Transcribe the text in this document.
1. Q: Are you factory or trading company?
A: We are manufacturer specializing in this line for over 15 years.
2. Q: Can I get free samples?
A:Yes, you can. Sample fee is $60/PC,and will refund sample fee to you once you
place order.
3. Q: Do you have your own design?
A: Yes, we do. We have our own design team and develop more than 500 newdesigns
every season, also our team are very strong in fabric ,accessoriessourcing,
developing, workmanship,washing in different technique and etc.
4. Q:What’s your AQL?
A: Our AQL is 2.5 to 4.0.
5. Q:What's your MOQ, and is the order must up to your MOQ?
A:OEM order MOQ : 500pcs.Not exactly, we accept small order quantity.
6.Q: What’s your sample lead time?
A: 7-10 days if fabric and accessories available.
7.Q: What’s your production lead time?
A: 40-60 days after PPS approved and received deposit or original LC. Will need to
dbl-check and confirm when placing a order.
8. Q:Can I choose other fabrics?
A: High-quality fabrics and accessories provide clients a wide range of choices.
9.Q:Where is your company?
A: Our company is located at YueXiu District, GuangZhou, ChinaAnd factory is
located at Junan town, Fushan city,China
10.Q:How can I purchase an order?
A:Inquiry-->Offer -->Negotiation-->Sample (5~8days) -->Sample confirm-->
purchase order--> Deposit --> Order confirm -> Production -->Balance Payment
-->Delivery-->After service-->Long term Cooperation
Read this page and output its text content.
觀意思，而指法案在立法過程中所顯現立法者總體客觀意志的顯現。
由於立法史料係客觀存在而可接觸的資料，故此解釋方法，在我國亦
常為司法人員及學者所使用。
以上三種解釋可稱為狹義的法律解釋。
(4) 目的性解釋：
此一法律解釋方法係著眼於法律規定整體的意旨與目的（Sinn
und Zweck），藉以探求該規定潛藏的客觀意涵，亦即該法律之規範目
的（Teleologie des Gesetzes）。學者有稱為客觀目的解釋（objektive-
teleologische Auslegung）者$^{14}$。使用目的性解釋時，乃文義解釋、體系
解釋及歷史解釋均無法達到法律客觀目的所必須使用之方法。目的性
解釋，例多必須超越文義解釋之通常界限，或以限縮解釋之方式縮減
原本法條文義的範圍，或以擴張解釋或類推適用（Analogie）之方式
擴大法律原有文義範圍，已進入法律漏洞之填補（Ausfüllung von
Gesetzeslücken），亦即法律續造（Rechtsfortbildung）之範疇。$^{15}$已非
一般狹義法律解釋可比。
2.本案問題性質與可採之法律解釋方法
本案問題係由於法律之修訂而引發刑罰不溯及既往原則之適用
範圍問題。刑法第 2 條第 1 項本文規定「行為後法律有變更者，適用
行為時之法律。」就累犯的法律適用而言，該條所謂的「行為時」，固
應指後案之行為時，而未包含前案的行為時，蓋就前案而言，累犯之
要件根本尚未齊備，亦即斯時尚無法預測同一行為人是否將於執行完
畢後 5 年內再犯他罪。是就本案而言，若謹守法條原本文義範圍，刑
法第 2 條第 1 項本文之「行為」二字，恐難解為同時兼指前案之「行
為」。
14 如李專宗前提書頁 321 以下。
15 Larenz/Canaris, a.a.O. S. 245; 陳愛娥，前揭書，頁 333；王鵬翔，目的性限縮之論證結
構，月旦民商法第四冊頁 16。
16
------------------------
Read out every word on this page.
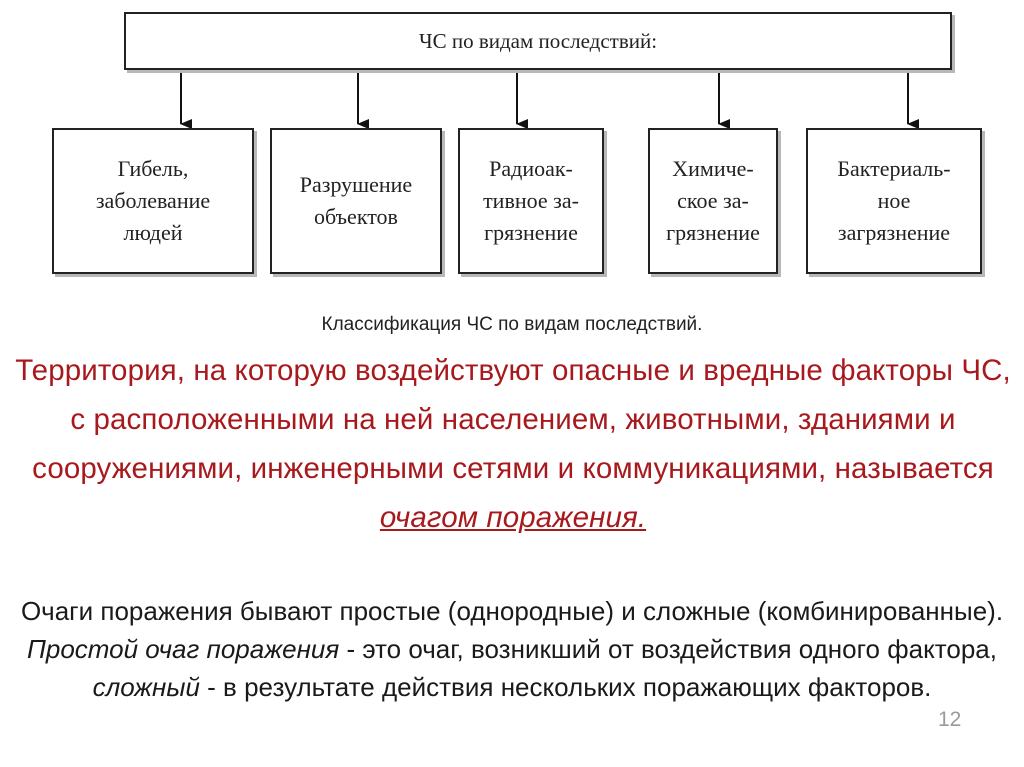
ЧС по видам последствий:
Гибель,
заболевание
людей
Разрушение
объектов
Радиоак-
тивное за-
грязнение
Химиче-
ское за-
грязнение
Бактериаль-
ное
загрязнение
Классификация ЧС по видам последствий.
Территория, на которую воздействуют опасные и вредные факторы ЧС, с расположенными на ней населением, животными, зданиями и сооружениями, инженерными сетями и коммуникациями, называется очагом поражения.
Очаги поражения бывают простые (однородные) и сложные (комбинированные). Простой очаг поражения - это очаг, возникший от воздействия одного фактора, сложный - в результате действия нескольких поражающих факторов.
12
------------------------
Take every line from the data that contains the word "design".

**THE OUTPUT:**
3. Q: Do you have your own design?
A: Yes, we do. We have our own design team and develop more than 500 newdesigns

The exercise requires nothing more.